— What you need to do —
Repeat all of the data precisely.
** start of Input **
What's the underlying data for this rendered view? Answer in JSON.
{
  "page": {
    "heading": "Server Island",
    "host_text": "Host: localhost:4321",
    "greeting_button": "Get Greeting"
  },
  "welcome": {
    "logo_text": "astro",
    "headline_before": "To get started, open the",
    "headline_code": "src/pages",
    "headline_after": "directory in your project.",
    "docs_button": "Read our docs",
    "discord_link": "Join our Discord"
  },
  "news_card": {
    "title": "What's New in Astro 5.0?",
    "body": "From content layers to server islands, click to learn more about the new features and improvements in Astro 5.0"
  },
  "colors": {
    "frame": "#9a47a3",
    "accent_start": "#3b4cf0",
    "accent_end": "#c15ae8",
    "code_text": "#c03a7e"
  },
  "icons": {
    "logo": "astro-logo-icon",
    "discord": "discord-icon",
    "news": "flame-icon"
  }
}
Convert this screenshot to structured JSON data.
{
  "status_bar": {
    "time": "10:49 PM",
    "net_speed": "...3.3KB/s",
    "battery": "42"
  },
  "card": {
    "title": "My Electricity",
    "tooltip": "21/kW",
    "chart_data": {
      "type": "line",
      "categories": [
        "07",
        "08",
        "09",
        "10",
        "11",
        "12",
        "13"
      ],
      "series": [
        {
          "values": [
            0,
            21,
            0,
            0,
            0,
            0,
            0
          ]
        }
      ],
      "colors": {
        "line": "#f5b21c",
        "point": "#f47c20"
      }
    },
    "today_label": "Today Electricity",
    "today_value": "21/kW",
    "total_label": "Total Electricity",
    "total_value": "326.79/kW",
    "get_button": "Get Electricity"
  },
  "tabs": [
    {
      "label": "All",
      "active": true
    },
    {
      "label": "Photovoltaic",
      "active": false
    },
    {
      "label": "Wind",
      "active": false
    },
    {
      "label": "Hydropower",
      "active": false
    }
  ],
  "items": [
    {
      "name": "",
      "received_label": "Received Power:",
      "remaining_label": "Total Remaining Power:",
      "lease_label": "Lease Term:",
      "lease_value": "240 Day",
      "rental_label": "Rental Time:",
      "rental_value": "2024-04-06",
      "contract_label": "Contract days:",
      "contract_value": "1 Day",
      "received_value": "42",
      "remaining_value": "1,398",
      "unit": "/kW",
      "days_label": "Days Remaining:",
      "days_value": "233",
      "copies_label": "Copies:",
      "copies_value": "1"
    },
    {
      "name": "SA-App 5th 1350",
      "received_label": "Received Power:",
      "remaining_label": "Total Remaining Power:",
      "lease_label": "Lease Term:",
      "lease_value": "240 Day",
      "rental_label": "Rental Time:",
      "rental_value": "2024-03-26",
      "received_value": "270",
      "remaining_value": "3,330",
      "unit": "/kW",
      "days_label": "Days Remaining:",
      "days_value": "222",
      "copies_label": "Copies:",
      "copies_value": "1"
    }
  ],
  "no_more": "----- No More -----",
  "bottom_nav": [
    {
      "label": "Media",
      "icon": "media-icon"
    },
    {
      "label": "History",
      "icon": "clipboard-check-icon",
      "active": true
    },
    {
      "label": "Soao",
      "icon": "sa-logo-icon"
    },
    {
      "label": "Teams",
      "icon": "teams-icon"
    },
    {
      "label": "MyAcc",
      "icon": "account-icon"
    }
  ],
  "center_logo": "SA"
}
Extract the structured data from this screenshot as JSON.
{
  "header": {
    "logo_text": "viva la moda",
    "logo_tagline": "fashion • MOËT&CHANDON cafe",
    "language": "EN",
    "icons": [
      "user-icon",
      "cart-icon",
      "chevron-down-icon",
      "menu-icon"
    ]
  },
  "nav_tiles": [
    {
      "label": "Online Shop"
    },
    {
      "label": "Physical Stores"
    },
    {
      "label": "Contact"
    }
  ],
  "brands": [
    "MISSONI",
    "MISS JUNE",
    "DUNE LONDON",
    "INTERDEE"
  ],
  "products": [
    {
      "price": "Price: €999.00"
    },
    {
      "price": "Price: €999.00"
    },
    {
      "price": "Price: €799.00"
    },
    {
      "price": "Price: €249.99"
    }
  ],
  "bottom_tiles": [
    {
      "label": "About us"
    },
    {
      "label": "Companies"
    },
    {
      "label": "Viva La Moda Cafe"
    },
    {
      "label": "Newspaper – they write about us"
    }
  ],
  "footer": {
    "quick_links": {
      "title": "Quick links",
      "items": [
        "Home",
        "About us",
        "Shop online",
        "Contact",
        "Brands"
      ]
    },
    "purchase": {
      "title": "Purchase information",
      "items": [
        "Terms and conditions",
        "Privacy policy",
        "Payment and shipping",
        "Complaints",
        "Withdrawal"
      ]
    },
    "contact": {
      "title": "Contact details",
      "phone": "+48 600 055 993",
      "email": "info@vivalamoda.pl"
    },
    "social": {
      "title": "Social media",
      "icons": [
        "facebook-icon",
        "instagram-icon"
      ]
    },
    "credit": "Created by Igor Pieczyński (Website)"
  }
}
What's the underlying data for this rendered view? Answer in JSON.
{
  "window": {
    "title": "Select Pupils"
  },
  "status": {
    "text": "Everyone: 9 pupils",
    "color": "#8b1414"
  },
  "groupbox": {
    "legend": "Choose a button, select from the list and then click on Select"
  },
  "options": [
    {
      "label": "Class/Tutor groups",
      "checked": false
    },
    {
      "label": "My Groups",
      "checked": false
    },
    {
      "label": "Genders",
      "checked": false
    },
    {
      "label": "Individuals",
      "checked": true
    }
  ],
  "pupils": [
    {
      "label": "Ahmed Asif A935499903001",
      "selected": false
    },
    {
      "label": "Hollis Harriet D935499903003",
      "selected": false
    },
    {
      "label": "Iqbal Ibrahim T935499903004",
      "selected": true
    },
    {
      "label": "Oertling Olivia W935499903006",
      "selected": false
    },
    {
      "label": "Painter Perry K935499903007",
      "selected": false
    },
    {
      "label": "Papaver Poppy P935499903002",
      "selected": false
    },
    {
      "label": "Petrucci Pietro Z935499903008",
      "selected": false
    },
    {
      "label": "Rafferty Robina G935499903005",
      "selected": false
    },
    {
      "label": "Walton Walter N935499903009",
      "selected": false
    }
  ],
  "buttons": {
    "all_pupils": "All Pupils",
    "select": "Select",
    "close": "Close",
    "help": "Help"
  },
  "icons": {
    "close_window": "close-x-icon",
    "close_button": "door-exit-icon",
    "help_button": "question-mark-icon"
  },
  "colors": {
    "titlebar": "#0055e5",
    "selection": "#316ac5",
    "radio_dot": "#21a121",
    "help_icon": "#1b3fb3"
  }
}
** end of Input **
— Exercise solution —
What's the underlying data for this rendered view? Answer in JSON.
{
  "page": {
    "heading": "Server Island",
    "host_text": "Host: localhost:4321",
    "greeting_button": "Get Greeting"
  },
  "welcome": {
    "logo_text": "astro",
    "headline_before": "To get started, open the",
    "headline_code": "src/pages",
    "headline_after": "directory in your project.",
    "docs_button": "Read our docs",
    "discord_link": "Join our Discord"
  },
  "news_card": {
    "title": "What's New in Astro 5.0?",
    "body": "From content layers to server islands, click to learn more about the new features and improvements in Astro 5.0"
  },
  "colors": {
    "frame": "#9a47a3",
    "accent_start": "#3b4cf0",
    "accent_end": "#c15ae8",
    "code_text": "#c03a7e"
  },
  "icons": {
    "logo": "astro-logo-icon",
    "discord": "discord-icon",
    "news": "flame-icon"
  }
}
Convert this screenshot to structured JSON data.
{
  "status_bar": {
    "time": "10:49 PM",
    "net_speed": "...3.3KB/s",
    "battery": "42"
  },
  "card": {
    "title": "My Electricity",
    "tooltip": "21/kW",
    "chart_data": {
      "type": "line",
      "categories": [
        "07",
        "08",
        "09",
        "10",
        "11",
        "12",
        "13"
      ],
      "series": [
        {
          "values": [
            0,
            21,
            0,
            0,
            0,
            0,
            0
          ]
        }
      ],
      "colors": {
        "line": "#f5b21c",
        "point": "#f47c20"
      }
    },
    "today_label": "Today Electricity",
    "today_value": "21/kW",
    "total_label": "Total Electricity",
    "total_value": "326.79/kW",
    "get_button": "Get Electricity"
  },
  "tabs": [
    {
      "label": "All",
      "active": true
    },
    {
      "label": "Photovoltaic",
      "active": false
    },
    {
      "label": "Wind",
      "active": false
    },
    {
      "label": "Hydropower",
      "active": false
    }
  ],
  "items": [
    {
      "name": "",
      "received_label": "Received Power:",
      "remaining_label": "Total Remaining Power:",
      "lease_label": "Lease Term:",
      "lease_value": "240 Day",
      "rental_label": "Rental Time:",
      "rental_value": "2024-04-06",
      "contract_label": "Contract days:",
      "contract_value": "1 Day",
      "received_value": "42",
      "remaining_value": "1,398",
      "unit": "/kW",
      "days_label": "Days Remaining:",
      "days_value": "233",
      "copies_label": "Copies:",
      "copies_value": "1"
    },
    {
      "name": "SA-App 5th 1350",
      "received_label": "Received Power:",
      "remaining_label": "Total Remaining Power:",
      "lease_label": "Lease Term:",
      "lease_value": "240 Day",
      "rental_label": "Rental Time:",
      "rental_value": "2024-03-26",
      "received_value": "270",
      "remaining_value": "3,330",
      "unit": "/kW",
      "days_label": "Days Remaining:",
      "days_value": "222",
      "copies_label": "Copies:",
      "copies_value": "1"
    }
  ],
  "no_more": "----- No More -----",
  "bottom_nav": [
    {
      "label": "Media",
      "icon": "media-icon"
    },
    {
      "label": "History",
      "icon": "clipboard-check-icon",
      "active": true
    },
    {
      "label": "Soao",
      "icon": "sa-logo-icon"
    },
    {
      "label": "Teams",
      "icon": "teams-icon"
    },
    {
      "label": "MyAcc",
      "icon": "account-icon"
    }
  ],
  "center_logo": "SA"
}
Extract the structured data from this screenshot as JSON.
{
  "header": {
    "logo_text": "viva la moda",
    "logo_tagline": "fashion • MOËT&CHANDON cafe",
    "language": "EN",
    "icons": [
      "user-icon",
      "cart-icon",
      "chevron-down-icon",
      "menu-icon"
    ]
  },
  "nav_tiles": [
    {
      "label": "Online Shop"
    },
    {
      "label": "Physical Stores"
    },
    {
      "label": "Contact"
    }
  ],
  "brands": [
    "MISSONI",
    "MISS JUNE",
    "DUNE LONDON",
    "INTERDEE"
  ],
  "products": [
    {
      "price": "Price: €999.00"
    },
    {
      "price": "Price: €999.00"
    },
    {
      "price": "Price: €799.00"
    },
    {
      "price": "Price: €249.99"
    }
  ],
  "bottom_tiles": [
    {
      "label": "About us"
    },
    {
      "label": "Companies"
    },
    {
      "label": "Viva La Moda Cafe"
    },
    {
      "label": "Newspaper – they write about us"
    }
  ],
  "footer": {
    "quick_links": {
      "title": "Quick links",
      "items": [
        "Home",
        "About us",
        "Shop online",
        "Contact",
        "Brands"
      ]
    },
    "purchase": {
      "title": "Purchase information",
      "items": [
        "Terms and conditions",
        "Privacy policy",
        "Payment and shipping",
        "Complaints",
        "Withdrawal"
      ]
    },
    "contact": {
      "title": "Contact details",
      "phone": "+48 600 055 993",
      "email": "info@vivalamoda.pl"
    },
    "social": {
      "title": "Social media",
      "icons": [
        "facebook-icon",
        "instagram-icon"
      ]
    },
    "credit": "Created by Igor Pieczyński (Website)"
  }
}
What's the underlying data for this rendered view? Answer in JSON.
{
  "window": {
    "title": "Select Pupils"
  },
  "status": {
    "text": "Everyone: 9 pupils",
    "color": "#8b1414"
  },
  "groupbox": {
    "legend": "Choose a button, select from the list and then click on Select"
  },
  "options": [
    {
      "label": "Class/Tutor groups",
      "checked": false
    },
    {
      "label": "My Groups",
      "checked": false
    },
    {
      "label": "Genders",
      "checked": false
    },
    {
      "label": "Individuals",
      "checked": true
    }
  ],
  "pupils": [
    {
      "label": "Ahmed Asif A935499903001",
      "selected": false
    },
    {
      "label": "Hollis Harriet D935499903003",
      "selected": false
    },
    {
      "label": "Iqbal Ibrahim T935499903004",
      "selected": true
    },
    {
      "label": "Oertling Olivia W935499903006",
      "selected": false
    },
    {
      "label": "Painter Perry K935499903007",
      "selected": false
    },
    {
      "label": "Papaver Poppy P935499903002",
      "selected": false
    },
    {
      "label": "Petrucci Pietro Z935499903008",
      "selected": false
    },
    {
      "label": "Rafferty Robina G935499903005",
      "selected": false
    },
    {
      "label": "Walton Walter N935499903009",
      "selected": false
    }
  ],
  "buttons": {
    "all_pupils": "All Pupils",
    "select": "Select",
    "close": "Close",
    "help": "Help"
  },
  "icons": {
    "close_window": "close-x-icon",
    "close_button": "door-exit-icon",
    "help_button": "question-mark-icon"
  },
  "colors": {
    "titlebar": "#0055e5",
    "selection": "#316ac5",
    "radio_dot": "#21a121",
    "help_icon": "#1b3fb3"
  }
}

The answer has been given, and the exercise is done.